# Task statement:
Copy each line exactly. Leave nothing out.

# Provided records:
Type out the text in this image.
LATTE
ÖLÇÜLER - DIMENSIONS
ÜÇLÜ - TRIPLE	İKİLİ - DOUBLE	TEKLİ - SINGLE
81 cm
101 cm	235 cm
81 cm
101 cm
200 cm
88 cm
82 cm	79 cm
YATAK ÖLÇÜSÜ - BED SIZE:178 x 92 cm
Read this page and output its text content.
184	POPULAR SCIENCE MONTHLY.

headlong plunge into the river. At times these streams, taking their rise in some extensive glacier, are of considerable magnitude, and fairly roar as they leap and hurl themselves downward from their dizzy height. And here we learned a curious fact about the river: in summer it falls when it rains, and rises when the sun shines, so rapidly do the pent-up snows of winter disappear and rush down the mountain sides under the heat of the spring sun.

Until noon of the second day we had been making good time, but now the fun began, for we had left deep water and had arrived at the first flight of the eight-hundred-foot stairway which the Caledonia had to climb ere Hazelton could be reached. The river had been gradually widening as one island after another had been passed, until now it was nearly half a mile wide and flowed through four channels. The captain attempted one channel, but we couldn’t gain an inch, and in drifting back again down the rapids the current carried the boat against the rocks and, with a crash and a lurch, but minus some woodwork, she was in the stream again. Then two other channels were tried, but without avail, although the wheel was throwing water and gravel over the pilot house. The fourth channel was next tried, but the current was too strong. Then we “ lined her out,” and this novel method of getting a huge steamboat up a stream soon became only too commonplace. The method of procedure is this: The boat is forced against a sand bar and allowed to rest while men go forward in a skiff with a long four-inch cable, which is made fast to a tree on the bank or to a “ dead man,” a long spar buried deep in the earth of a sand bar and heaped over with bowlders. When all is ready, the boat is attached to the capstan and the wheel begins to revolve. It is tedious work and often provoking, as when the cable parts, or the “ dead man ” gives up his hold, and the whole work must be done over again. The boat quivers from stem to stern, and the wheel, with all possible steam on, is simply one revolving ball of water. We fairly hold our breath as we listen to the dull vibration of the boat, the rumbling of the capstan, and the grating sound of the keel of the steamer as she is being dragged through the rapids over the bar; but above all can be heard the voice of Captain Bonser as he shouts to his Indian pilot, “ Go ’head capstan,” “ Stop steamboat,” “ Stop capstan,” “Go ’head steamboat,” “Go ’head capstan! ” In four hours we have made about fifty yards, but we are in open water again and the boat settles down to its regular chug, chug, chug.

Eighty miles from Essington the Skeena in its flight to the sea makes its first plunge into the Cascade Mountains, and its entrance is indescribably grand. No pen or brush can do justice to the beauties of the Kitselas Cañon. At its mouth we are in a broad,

# Answer for the task:
Type out the text in this image.
LATTE
ÖLÇÜLER - DIMENSIONS
ÜÇLÜ - TRIPLE	İKİLİ - DOUBLE	TEKLİ - SINGLE
81 cm
101 cm	235 cm
81 cm
101 cm
200 cm
88 cm
82 cm	79 cm
YATAK ÖLÇÜSÜ - BED SIZE:178 x 92 cm
Read this page and output its text content.
184	POPULAR SCIENCE MONTHLY.

headlong plunge into the river. At times these streams, taking their rise in some extensive glacier, are of considerable magnitude, and fairly roar as they leap and hurl themselves downward from their dizzy height. And here we learned a curious fact about the river: in summer it falls when it rains, and rises when the sun shines, so rapidly do the pent-up snows of winter disappear and rush down the mountain sides under the heat of the spring sun.

Until noon of the second day we had been making good time, but now the fun began, for we had left deep water and had arrived at the first flight of the eight-hundred-foot stairway which the Caledonia had to climb ere Hazelton could be reached. The river had been gradually widening as one island after another had been passed, until now it was nearly half a mile wide and flowed through four channels. The captain attempted one channel, but we couldn’t gain an inch, and in drifting back again down the rapids the current carried the boat against the rocks and, with a crash and a lurch, but minus some woodwork, she was in the stream again. Then two other channels were tried, but without avail, although the wheel was throwing water and gravel over the pilot house. The fourth channel was next tried, but the current was too strong. Then we “ lined her out,” and this novel method of getting a huge steamboat up a stream soon became only too commonplace. The method of procedure is this: The boat is forced against a sand bar and allowed to rest while men go forward in a skiff with a long four-inch cable, which is made fast to a tree on the bank or to a “ dead man,” a long spar buried deep in the earth of a sand bar and heaped over with bowlders. When all is ready, the boat is attached to the capstan and the wheel begins to revolve. It is tedious work and often provoking, as when the cable parts, or the “ dead man ” gives up his hold, and the whole work must be done over again. The boat quivers from stem to stern, and the wheel, with all possible steam on, is simply one revolving ball of water. We fairly hold our breath as we listen to the dull vibration of the boat, the rumbling of the capstan, and the grating sound of the keel of the steamer as she is being dragged through the rapids over the bar; but above all can be heard the voice of Captain Bonser as he shouts to his Indian pilot, “ Go ’head capstan,” “ Stop steamboat,” “ Stop capstan,” “Go ’head steamboat,” “Go ’head capstan! ” In four hours we have made about fifty yards, but we are in open water again and the boat settles down to its regular chug, chug, chug.

Eighty miles from Essington the Skeena in its flight to the sea makes its first plunge into the Cascade Mountains, and its entrance is indescribably grand. No pen or brush can do justice to the beauties of the Kitselas Cañon. At its mouth we are in a broad,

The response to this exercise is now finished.